(A run of records)
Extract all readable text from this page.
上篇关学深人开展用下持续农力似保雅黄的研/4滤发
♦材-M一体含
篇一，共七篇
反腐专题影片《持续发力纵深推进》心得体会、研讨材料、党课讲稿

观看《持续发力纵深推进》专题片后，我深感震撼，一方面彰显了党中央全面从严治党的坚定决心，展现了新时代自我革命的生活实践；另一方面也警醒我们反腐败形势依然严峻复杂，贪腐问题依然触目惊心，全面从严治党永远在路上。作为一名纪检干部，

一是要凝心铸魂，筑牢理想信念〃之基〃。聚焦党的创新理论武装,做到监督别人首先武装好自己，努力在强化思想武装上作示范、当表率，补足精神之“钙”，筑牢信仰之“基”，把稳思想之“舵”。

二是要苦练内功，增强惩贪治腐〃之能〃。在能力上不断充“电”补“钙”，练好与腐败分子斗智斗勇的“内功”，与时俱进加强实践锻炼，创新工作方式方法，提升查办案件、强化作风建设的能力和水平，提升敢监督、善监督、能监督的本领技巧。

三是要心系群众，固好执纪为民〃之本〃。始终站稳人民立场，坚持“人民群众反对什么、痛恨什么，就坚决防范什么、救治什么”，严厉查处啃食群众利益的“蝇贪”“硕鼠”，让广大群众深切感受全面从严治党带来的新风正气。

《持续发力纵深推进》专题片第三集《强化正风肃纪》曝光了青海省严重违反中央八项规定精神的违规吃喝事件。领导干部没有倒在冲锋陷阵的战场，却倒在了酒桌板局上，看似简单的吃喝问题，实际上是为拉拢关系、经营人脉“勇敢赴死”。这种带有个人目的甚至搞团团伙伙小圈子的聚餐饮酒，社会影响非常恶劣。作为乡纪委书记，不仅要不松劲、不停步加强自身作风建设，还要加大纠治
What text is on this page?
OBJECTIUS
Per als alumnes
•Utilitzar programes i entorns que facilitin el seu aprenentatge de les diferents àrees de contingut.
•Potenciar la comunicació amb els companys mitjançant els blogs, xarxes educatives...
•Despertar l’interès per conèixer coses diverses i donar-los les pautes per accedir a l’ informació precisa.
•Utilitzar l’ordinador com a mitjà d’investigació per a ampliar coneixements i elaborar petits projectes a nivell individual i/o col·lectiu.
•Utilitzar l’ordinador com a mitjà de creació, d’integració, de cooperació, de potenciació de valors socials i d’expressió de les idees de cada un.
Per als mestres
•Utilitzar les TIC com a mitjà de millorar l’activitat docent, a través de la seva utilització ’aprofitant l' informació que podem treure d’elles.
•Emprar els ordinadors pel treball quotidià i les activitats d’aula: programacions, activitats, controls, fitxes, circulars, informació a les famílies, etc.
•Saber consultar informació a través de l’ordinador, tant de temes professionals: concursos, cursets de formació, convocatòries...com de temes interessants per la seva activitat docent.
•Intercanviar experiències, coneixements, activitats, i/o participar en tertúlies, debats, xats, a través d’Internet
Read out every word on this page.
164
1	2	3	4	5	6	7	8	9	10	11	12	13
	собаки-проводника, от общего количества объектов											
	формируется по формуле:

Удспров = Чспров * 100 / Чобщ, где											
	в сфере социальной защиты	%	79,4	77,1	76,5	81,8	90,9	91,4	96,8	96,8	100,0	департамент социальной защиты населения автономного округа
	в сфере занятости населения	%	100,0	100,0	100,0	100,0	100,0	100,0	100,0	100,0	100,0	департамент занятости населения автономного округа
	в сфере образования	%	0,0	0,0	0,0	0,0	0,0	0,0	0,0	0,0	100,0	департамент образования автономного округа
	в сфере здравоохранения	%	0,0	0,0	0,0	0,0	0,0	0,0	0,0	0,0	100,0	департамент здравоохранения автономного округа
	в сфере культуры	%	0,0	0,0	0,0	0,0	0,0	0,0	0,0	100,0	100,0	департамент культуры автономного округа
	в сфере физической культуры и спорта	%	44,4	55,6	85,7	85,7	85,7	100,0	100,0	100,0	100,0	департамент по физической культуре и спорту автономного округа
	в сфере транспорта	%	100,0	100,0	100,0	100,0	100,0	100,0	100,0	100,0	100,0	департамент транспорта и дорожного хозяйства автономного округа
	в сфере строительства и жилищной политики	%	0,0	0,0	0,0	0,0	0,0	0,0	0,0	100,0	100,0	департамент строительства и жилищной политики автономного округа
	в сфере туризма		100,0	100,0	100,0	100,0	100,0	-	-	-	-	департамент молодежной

## Work required
In the listing above, locate each line with "docent" and copy it.

## Task result
•Utilitzar les TIC com a mitjà de millorar l’activitat docent, a través de la seva utilització ’aprofitant l' informació que podem treure d’elles.
•Saber consultar informació a través de l’ordinador, tant de temes professionals: concursos, cursets de formació, convocatòries...com de temes interessants per la seva activitat docent.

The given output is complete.